§ **Provided records**

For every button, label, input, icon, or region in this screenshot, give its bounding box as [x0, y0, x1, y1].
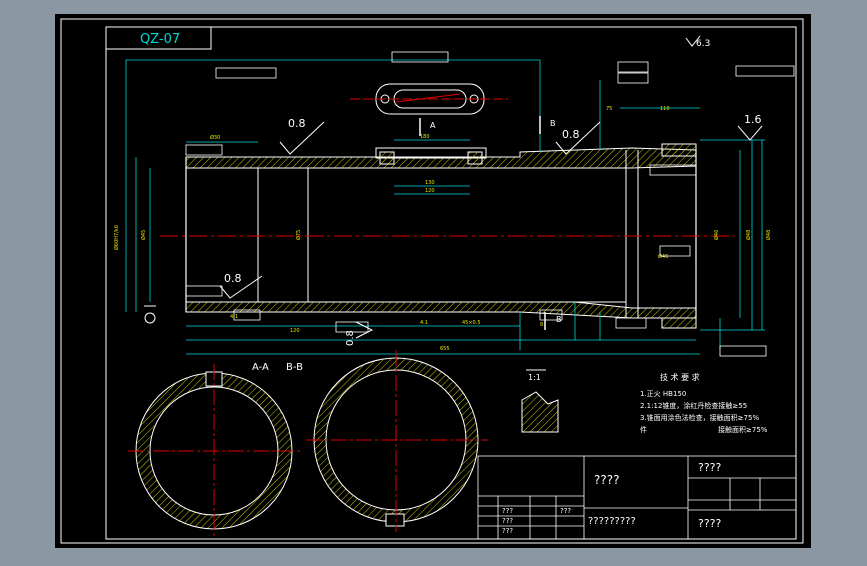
roughness-bottom-mid: 0.8 — [345, 330, 356, 346]
tolerance-frames — [185, 51, 795, 357]
svg-text:75: 75 — [606, 106, 612, 112]
section-b-b: B-B — [286, 350, 488, 532]
section-cut-marks: A B B — [144, 116, 562, 330]
svg-text:Ø46: Ø46 — [713, 230, 720, 240]
svg-text:8: 8 — [540, 322, 543, 328]
section-mark-b-top: B — [550, 119, 556, 128]
tech-req-line5: 接触面积≥75% — [718, 425, 768, 434]
svg-text:110: 110 — [660, 106, 670, 112]
section-a-a: A-A — [128, 362, 300, 538]
keyway-top-view — [350, 83, 508, 115]
roughness-top-mid: 0.8 — [562, 128, 580, 141]
title-cell-3: ??? — [502, 527, 513, 535]
tech-req-line3: 3.锥面用涂色法检查，接触面积≥75% — [640, 413, 759, 422]
roughness-top-left: 0.8 — [288, 117, 306, 130]
part-name-placeholder: ???? — [594, 473, 619, 487]
tech-req-line1: 1.正火 HB150 — [640, 390, 686, 398]
svg-text:120: 120 — [425, 188, 435, 194]
drawing-number-placeholder: ???? — [698, 517, 722, 530]
title-cell-2: ??? — [502, 517, 513, 525]
dimension-texts: Ø30 Ø60H7/k6 Ø45 Ø75 180 130 120 120 655… — [113, 106, 772, 352]
material-placeholder: ????????? — [588, 516, 636, 527]
title-cell-4: ??? — [560, 507, 571, 515]
svg-text:655: 655 — [440, 346, 450, 352]
svg-text:130: 130 — [425, 180, 435, 186]
roughness-left-bottom: 0.8 — [224, 272, 242, 285]
keyway-slot — [375, 147, 487, 159]
tech-req-title: 技 术 要 求 — [660, 372, 700, 382]
tech-req-line4: 件 — [640, 425, 647, 434]
drawing-code: QZ-07 — [140, 32, 180, 47]
outer-border — [60, 18, 804, 544]
detail-1-1: 1:1 — [521, 369, 559, 433]
drawing-code-box: QZ-07 — [105, 26, 212, 50]
section-b-label: B-B — [286, 362, 303, 373]
svg-text:Ø45: Ø45 — [140, 230, 147, 240]
svg-text:Ø75: Ø75 — [295, 230, 302, 240]
svg-text:4:1: 4:1 — [420, 320, 428, 326]
section-a-label: A-A — [252, 362, 269, 373]
svg-text:Ø46: Ø46 — [658, 253, 668, 260]
inner-frame — [105, 26, 797, 540]
svg-text:180: 180 — [420, 134, 430, 140]
dimension-lines — [125, 59, 765, 355]
technical-requirements: 技 术 要 求 1.正火 HB150 2.1:12锥度，涂红丹检查接触≥55 3… — [640, 372, 768, 434]
shaft-main-view — [160, 143, 735, 329]
roughness-corner: 6.3 — [696, 39, 710, 49]
section-mark-b-bottom: B — [556, 315, 562, 324]
company-placeholder: ???? — [698, 461, 722, 474]
title-block-texts: ???? ???? ????????? ???? ??? ??? ??? ??? — [502, 461, 722, 535]
svg-text:45×0.5: 45×0.5 — [462, 320, 481, 326]
detail-scale-label: 1:1 — [528, 373, 541, 382]
svg-text:Ø48: Ø48 — [765, 230, 772, 240]
svg-text:120: 120 — [290, 328, 300, 334]
svg-text:Ø30: Ø30 — [210, 134, 220, 141]
roughness-symbols: 0.8 0.8 1.6 0.8 0.8 6.3 — [219, 35, 763, 346]
title-cell-1: ??? — [502, 507, 513, 515]
svg-text:Ø48: Ø48 — [745, 230, 752, 240]
section-mark-a: A — [430, 121, 436, 130]
tech-req-line2: 2.1:12锥度，涂红丹检查接触≥55 — [640, 401, 747, 410]
roughness-top-right: 1.6 — [744, 113, 762, 126]
title-block — [477, 455, 797, 540]
svg-text:Ø60H7/k6: Ø60H7/k6 — [113, 225, 120, 250]
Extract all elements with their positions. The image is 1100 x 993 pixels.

§ **The problem**
Can you recast the records above as a JSON list of strings, with one string per line, no blank lines, and no pictures?

§ **Task result**
[
  "For every button, label, input, icon, or region in this screenshot, give its bounding box as [x0, y0, x1, y1].",
  "roughness-bottom-mid: 0.8 — [345, 330, 356, 346]",
  "tolerance-frames — [185, 51, 795, 357]",
  "svg-text:75: 75 — [606, 106, 612, 112]",
  "section-b-b: B-B — [286, 350, 488, 532]",
  "section-cut-marks: A B B — [144, 116, 562, 330]",
  "svg-text:Ø46: Ø46 — [713, 230, 720, 240]",
  "svg-text:8: 8 — [540, 322, 543, 328]",
  "section-mark-b-top: B — [550, 119, 556, 128]",
  "tech-req-line5: 接触面积≥75% — [718, 425, 768, 434]",
  "svg-text:110: 110 — [660, 106, 670, 112]",
  "section-a-a: A-A — [128, 362, 300, 538]",
  "keyway-top-view — [350, 83, 508, 115]",
  "roughness-top-mid: 0.8 — [562, 128, 580, 141]",
  "title-cell-3: ??? — [502, 527, 513, 535]",
  "tech-req-line3: 3.锥面用涂色法检查，接触面积≥75% — [640, 413, 759, 422]",
  "roughness-top-left: 0.8 — [288, 117, 306, 130]",
  "part-name-placeholder: ???? — [594, 473, 619, 487]",
  "tech-req-line1: 1.正火 HB150 — [640, 390, 686, 398]",
  "svg-text:120: 120 — [425, 188, 435, 194]",
  "drawing-number-placeholder: ???? — [698, 517, 722, 530]",
  "title-cell-2: ??? — [502, 517, 513, 525]",
  "dimension-texts: Ø30 Ø60H7/k6 Ø45 Ø75 180 130 120 120 655… — [113, 106, 772, 352]",
  "material-placeholder: ????????? — [588, 516, 636, 527]",
  "title-cell-4: ??? — [560, 507, 571, 515]",
  "svg-text:655: 655 — [440, 346, 450, 352]",
  "svg-text:130: 130 — [425, 180, 435, 186]",
  "roughness-left-bottom: 0.8 — [224, 272, 242, 285]",
  "keyway-slot — [375, 147, 487, 159]",
  "tech-req-title: 技 术 要 求 — [660, 372, 700, 382]",
  "tech-req-line4: 件 — [640, 425, 647, 434]",
  "drawing-code: QZ-07 — [140, 32, 180, 47]",
  "outer-border — [60, 18, 804, 544]",
  "detail-1-1: 1:1 — [521, 369, 559, 433]",
  "drawing-code-box: QZ-07 — [105, 26, 212, 50]",
  "section-b-label: B-B — [286, 362, 303, 373]",
  "svg-text:Ø45: Ø45 — [140, 230, 147, 240]",
  "svg-text:Ø75: Ø75 — [295, 230, 302, 240]",
  "svg-text:4:1: 4:1 — [420, 320, 428, 326]",
  "section-a-label: A-A — [252, 362, 269, 373]",
  "svg-text:Ø46: Ø46 — [658, 253, 668, 260]",
  "inner-frame — [105, 26, 797, 540]",
  "svg-text:180: 180 — [420, 134, 430, 140]",
  "dimension-lines — [125, 59, 765, 355]",
  "technical-requirements: 技 术 要 求 1.正火 HB150 2.1:12锥度，涂红丹检查接触≥55 3… — [640, 372, 768, 434]",
  "shaft-main-view — [160, 143, 735, 329]",
  "roughness-corner: 6.3 — [696, 39, 710, 49]",
  "section-mark-b-bottom: B — [556, 315, 562, 324]",
  "company-placeholder: ???? — [698, 461, 722, 474]",
  "title-block-texts: ???? ???? ????????? ???? ??? ??? ??? ??? — [502, 461, 722, 535]",
  "svg-text:45×0.5: 45×0.5 — [462, 320, 481, 326]",
  "detail-scale-label: 1:1 — [528, 373, 541, 382]",
  "svg-text:Ø48: Ø48 — [765, 230, 772, 240]",
  "svg-text:120: 120 — [290, 328, 300, 334]",
  "svg-text:Ø30: Ø30 — [210, 134, 220, 141]",
  "roughness-symbols: 0.8 0.8 1.6 0.8 0.8 6.3 — [219, 35, 763, 346]",
  "title-cell-1: ??? — [502, 507, 513, 515]",
  "svg-text:Ø48: Ø48 — [745, 230, 752, 240]",
  "section-mark-a: A — [430, 121, 436, 130]",
  "tech-req-line2: 2.1:12锥度，涂红丹检查接触≥55 — [640, 401, 747, 410]",
  "roughness-top-right: 1.6 — [744, 113, 762, 126]",
  "title-block — [477, 455, 797, 540]",
  "svg-text:Ø60H7/k6: Ø60H7/k6 — [113, 225, 120, 250]",
  "Extract all elements with their positions. The image is 1100 x 993 pixels."
]